WHAT YOU SHOULD DO
In the rugby player biography, turn the paragraph beginning "O'Neill, capped four times for the Wallabies" into a short bulleted list that keeps its main facts.

John O'Neill
- Full name: John Michael O'Neill
- Born: 26 April 1932 Warwick, QLD, Australia
- Died: 1995 (aged 63) Gold Coast, QLD, Australia

Rugby union career
- Position: Fullback / Wing

International career
- Years: Team / Apps / (Points)
- 1952–56: Australia / 4 / (0)

= John O'Neill (rugby union, born 1932) =

Australia international rugby union player

John Michael O'Neill (26 April 1932 — 1995) was an Australian rugby union international.

A utility back from Queensland, O'Neill was born in Warwick and made his name in schoolboy rugby with Nudgee College, going on to play representative rugby in his first season with the University of Queensland. He scored two tries for Brisbane against the touring 1951 All Blacks and was also selected for Queensland, with an injury preventing his state debut.

O'Neill, capped four times for the Wallabies, made the 1952 tour of New Zealand, where he played on the wing in both Test matches against the All Blacks. He was unavailable for the 1953 tour of South Africa due to his medical studies but played against the Springboks in the home series three years later, gaining further Test caps in Sydney and Brisbane, this time as a fullback. While his Test appearances were as a fullback and winger, O'Neill was considered best suited to flyhalf.

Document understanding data

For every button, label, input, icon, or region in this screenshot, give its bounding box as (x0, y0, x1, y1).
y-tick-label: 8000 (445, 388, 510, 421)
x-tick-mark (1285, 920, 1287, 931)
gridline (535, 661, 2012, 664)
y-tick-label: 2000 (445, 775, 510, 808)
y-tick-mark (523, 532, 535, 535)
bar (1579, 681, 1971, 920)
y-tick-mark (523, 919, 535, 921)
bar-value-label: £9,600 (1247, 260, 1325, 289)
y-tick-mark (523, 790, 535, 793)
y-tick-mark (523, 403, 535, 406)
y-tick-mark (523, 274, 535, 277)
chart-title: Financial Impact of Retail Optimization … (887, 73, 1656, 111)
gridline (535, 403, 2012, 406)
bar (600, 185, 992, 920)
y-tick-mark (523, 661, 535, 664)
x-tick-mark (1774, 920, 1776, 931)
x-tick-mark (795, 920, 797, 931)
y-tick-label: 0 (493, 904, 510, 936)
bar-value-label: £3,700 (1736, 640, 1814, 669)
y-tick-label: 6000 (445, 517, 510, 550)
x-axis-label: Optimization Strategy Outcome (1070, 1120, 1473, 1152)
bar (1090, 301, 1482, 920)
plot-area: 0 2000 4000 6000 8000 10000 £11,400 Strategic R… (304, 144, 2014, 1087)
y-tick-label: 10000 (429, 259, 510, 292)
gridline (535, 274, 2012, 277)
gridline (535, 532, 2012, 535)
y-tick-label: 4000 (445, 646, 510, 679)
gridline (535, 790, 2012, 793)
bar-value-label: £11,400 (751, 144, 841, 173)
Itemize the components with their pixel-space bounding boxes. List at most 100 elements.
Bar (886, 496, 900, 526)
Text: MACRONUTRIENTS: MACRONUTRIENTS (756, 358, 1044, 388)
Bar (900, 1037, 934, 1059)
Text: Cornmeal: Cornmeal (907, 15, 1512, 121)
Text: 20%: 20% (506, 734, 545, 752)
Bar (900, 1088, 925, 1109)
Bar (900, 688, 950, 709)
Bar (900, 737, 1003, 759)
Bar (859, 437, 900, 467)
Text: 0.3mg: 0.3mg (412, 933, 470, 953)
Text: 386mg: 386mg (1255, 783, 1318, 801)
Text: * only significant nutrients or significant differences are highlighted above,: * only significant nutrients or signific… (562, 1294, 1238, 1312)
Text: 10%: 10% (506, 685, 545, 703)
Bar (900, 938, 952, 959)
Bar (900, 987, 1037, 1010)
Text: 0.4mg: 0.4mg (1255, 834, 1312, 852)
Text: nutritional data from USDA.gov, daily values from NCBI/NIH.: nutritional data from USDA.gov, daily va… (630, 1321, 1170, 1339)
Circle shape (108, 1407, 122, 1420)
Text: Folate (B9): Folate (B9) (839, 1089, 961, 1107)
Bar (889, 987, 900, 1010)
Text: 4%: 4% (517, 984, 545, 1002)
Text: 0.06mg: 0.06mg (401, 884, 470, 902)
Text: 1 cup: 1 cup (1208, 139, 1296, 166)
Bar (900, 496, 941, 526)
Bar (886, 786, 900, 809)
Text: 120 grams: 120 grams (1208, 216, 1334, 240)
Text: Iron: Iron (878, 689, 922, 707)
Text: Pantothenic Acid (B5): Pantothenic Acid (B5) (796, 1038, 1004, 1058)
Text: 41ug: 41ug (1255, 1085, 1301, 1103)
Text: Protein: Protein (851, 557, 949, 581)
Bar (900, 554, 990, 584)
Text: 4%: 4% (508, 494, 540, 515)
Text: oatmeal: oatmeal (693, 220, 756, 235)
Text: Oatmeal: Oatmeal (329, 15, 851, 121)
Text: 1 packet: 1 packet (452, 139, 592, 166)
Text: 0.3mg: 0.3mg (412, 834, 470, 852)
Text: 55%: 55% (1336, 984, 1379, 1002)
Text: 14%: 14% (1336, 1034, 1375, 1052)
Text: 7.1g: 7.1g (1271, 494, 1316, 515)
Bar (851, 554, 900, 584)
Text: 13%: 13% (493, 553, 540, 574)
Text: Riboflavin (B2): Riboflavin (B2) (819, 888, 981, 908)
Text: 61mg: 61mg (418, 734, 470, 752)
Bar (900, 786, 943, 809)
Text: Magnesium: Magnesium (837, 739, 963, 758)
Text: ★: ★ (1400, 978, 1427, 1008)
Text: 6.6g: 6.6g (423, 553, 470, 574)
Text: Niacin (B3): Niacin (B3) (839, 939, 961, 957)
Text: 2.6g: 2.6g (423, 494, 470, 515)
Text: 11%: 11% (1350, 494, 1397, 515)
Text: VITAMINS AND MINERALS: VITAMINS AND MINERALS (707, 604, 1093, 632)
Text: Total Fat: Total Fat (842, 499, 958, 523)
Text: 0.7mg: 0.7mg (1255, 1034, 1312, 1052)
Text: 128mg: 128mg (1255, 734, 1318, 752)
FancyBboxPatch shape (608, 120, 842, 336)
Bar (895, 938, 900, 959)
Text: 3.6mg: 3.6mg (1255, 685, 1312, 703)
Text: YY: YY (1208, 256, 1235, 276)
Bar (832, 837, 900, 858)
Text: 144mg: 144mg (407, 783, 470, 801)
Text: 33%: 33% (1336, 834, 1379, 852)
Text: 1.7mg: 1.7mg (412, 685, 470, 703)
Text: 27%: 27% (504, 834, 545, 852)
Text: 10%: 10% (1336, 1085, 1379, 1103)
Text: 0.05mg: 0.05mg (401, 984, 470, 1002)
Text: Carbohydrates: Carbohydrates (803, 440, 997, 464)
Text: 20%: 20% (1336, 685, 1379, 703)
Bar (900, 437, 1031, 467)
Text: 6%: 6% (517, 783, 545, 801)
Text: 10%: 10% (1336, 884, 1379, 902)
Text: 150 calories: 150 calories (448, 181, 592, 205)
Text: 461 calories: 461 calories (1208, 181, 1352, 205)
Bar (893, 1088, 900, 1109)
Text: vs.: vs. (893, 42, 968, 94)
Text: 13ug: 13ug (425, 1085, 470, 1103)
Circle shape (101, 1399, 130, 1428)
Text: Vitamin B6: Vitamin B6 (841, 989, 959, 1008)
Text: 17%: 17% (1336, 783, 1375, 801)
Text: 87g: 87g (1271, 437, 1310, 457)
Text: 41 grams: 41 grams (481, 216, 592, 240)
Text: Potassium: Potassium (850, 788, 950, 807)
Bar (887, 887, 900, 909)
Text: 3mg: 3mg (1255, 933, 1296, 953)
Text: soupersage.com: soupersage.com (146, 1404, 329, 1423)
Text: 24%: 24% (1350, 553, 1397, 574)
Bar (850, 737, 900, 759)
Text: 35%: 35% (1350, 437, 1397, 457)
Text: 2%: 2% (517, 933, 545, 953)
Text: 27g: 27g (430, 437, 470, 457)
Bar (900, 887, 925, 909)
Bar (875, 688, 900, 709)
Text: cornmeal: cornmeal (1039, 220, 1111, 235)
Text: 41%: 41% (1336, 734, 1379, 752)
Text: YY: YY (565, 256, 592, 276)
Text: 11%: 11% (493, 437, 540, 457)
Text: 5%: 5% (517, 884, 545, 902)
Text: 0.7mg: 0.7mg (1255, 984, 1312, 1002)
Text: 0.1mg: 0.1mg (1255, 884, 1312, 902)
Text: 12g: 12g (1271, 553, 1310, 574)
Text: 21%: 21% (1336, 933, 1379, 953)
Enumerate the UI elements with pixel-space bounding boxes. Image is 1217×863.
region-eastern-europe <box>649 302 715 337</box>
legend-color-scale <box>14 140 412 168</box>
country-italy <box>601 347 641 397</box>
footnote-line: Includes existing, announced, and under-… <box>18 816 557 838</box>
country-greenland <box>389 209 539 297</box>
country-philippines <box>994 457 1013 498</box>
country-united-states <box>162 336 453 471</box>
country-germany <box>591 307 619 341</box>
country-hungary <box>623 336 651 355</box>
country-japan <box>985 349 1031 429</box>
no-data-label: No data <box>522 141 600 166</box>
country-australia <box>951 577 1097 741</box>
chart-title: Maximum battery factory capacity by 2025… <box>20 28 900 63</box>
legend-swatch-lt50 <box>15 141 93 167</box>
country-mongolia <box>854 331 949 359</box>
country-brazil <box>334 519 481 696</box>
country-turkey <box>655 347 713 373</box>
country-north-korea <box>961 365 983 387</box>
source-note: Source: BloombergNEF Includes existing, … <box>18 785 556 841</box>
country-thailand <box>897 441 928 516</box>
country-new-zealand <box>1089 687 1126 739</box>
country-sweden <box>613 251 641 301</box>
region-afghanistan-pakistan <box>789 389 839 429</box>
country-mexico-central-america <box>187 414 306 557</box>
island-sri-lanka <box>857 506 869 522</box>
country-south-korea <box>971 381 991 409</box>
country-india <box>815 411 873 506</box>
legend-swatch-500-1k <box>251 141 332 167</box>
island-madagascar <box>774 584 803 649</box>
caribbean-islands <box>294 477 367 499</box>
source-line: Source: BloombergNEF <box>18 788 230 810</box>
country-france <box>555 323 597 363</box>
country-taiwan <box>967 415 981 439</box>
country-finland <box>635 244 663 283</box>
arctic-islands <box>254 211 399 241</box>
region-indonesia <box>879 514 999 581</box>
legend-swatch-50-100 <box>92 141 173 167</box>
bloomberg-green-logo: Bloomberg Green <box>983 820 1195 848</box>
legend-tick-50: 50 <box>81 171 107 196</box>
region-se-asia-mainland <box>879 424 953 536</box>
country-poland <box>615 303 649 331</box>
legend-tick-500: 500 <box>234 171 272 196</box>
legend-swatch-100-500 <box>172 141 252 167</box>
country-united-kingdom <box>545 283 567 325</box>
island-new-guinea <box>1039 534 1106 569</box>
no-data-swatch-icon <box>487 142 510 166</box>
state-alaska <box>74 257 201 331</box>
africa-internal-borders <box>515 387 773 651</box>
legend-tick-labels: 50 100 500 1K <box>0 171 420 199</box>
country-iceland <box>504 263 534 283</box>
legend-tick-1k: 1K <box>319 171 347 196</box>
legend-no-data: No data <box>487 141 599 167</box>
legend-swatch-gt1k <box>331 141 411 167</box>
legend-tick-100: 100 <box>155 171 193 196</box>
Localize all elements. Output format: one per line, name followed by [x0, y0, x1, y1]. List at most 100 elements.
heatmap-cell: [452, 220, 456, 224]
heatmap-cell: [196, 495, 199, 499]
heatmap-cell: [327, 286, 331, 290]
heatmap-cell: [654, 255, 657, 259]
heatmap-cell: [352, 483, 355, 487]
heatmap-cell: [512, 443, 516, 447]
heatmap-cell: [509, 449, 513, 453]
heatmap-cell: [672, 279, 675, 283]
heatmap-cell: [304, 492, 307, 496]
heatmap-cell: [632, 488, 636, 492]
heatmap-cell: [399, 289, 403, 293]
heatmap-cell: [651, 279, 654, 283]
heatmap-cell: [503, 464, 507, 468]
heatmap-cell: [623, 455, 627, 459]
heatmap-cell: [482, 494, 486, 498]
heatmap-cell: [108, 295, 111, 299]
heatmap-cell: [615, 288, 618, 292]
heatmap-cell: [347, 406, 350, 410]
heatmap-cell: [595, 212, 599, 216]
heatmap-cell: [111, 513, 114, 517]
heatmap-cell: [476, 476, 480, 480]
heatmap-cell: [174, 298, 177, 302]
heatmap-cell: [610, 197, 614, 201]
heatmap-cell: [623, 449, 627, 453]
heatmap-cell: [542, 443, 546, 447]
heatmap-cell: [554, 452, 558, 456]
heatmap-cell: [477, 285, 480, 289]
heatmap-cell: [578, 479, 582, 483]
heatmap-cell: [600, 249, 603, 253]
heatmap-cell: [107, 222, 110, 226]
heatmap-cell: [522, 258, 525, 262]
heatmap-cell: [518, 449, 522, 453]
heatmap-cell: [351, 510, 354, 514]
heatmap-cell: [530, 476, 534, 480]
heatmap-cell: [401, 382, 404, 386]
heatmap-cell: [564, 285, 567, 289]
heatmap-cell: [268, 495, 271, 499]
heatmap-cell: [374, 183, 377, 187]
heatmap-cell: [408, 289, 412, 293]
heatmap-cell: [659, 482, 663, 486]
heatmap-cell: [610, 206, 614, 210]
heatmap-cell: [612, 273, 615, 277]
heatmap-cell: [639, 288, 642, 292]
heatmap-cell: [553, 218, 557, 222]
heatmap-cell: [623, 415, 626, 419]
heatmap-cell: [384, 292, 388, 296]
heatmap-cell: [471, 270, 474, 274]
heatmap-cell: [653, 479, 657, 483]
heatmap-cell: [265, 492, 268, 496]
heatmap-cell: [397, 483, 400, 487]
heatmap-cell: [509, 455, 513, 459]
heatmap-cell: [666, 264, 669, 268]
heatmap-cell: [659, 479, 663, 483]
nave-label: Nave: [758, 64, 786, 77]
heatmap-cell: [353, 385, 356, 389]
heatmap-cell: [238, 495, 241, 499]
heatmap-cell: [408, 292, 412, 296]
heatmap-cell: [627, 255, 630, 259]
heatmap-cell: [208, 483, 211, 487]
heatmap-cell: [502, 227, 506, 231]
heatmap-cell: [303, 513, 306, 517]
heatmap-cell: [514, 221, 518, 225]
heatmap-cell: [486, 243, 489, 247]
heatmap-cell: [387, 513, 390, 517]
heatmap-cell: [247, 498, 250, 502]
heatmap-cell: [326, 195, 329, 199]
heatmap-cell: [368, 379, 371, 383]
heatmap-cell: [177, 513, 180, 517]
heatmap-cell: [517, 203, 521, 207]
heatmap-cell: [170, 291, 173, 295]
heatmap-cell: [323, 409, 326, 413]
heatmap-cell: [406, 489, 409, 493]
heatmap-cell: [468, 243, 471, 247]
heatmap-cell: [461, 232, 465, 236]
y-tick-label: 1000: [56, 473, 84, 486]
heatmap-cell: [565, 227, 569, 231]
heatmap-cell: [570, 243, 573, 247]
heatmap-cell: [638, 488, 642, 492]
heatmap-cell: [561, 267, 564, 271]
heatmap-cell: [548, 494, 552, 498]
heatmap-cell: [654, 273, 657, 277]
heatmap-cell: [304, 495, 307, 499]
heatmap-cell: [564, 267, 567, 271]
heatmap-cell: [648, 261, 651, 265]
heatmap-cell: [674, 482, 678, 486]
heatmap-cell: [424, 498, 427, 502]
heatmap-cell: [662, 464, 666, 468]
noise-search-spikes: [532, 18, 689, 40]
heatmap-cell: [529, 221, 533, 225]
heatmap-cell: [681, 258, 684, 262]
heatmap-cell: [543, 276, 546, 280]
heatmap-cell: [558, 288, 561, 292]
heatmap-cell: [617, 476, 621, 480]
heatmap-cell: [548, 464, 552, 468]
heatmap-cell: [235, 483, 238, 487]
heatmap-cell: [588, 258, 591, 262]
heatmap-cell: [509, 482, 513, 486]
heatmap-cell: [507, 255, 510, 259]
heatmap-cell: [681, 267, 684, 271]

EXERCISE OUTPUT
- Capped four times for the Wallabies.
- Toured New Zealand in 1952 and played on the wing in both Tests against the All Blacks.
- Missed the 1953 tour of South Africa because of his medical studies.
- Played the Springboks in the home series three years later and earned further caps in Sydney and Brisbane, this time at fullback.
- Though his Test appearances were at fullback and wing, he was considered best suited to flyhalf.